-- TASK DESCRIPTION --
Note how many lines in the entries contain the string "COVID", then give that number and nothing else.

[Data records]
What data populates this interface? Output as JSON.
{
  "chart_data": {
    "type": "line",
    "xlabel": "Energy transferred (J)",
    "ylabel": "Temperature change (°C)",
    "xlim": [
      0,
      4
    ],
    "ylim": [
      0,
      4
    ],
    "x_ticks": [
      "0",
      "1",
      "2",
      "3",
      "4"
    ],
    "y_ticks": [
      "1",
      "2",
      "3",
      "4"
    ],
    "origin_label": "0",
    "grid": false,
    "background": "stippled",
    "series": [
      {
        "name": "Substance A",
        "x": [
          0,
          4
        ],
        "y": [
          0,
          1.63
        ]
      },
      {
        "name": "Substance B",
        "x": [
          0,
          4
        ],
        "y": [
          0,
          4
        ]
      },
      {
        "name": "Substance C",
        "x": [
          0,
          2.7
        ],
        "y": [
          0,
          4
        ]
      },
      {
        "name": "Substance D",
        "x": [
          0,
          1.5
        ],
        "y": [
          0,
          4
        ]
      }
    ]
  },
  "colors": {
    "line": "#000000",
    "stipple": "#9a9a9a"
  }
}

...

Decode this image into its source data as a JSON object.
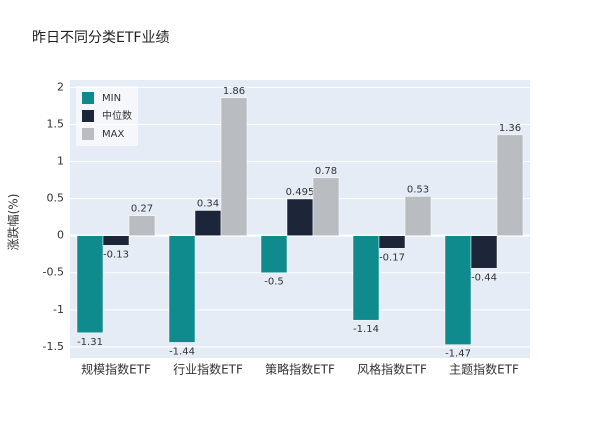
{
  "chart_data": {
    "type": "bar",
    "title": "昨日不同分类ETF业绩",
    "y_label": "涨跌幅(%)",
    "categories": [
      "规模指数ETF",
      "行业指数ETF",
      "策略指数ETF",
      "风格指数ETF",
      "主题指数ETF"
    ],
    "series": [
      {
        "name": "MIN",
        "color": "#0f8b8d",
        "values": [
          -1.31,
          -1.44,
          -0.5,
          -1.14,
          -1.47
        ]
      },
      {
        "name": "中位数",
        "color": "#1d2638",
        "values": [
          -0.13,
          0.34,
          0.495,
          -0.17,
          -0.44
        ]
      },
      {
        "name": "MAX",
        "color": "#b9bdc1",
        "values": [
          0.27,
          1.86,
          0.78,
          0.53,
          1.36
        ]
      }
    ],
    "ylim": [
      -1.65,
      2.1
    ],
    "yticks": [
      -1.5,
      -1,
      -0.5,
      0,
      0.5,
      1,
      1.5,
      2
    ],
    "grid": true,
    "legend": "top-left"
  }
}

--

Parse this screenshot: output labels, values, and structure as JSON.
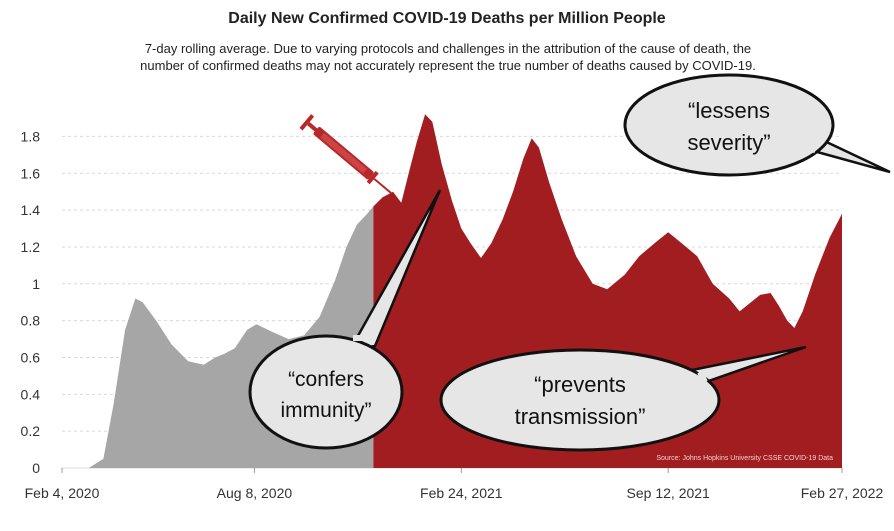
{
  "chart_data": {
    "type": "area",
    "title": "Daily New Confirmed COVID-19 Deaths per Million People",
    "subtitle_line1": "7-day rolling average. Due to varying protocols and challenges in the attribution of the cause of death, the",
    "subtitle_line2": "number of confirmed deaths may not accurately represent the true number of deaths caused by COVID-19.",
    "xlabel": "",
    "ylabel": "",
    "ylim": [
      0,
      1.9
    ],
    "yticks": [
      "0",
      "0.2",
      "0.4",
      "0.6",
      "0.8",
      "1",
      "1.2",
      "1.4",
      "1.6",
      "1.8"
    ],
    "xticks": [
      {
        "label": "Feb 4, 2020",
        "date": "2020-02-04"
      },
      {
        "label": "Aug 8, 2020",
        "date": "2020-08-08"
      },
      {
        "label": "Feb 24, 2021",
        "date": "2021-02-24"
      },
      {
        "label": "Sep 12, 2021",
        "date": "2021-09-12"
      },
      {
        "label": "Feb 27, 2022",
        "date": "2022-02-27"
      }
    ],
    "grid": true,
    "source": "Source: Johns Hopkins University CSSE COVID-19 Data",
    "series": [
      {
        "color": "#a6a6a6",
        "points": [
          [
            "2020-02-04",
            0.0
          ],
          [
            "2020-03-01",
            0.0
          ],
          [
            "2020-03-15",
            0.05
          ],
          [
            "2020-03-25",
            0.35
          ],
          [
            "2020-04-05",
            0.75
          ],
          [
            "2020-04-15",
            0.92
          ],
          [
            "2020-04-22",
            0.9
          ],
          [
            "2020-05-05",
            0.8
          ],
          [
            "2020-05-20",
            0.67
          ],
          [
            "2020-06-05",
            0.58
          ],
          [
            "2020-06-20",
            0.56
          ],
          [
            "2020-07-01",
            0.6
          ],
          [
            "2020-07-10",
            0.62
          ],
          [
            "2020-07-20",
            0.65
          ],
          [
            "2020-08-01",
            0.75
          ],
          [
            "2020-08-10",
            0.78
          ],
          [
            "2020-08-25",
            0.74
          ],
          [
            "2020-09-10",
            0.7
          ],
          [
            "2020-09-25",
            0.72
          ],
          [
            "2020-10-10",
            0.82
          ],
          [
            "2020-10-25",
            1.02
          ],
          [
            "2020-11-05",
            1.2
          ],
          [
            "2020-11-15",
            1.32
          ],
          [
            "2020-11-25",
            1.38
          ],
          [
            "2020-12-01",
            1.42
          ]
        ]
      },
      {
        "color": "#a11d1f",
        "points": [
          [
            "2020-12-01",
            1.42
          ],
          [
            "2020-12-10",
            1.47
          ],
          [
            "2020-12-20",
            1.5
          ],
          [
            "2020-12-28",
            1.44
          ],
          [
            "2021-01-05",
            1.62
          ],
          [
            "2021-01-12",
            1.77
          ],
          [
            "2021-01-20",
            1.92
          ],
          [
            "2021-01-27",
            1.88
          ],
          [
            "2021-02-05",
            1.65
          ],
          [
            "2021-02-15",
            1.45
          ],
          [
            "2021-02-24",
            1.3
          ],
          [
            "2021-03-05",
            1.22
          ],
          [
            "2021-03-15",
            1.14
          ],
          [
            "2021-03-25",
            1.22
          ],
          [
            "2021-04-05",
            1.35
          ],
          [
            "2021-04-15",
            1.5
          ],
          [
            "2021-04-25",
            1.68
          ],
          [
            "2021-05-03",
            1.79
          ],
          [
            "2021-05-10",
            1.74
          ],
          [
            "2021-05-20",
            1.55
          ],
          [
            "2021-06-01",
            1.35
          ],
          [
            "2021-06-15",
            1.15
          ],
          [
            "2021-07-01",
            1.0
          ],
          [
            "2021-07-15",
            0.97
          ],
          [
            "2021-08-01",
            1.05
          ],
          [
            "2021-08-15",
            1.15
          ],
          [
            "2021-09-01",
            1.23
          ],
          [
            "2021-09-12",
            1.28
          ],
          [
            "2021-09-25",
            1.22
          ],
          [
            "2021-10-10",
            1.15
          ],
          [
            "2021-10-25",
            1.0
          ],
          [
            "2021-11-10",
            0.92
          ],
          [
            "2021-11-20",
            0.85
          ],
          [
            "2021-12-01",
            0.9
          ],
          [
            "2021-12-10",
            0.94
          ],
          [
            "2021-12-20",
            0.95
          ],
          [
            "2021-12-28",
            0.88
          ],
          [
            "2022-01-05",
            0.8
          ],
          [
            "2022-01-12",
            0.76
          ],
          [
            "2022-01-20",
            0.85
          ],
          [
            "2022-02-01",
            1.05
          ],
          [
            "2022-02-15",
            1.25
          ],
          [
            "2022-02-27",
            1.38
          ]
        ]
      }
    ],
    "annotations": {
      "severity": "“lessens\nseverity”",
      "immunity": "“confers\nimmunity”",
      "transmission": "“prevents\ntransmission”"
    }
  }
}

-- FULL SOLUTION --
3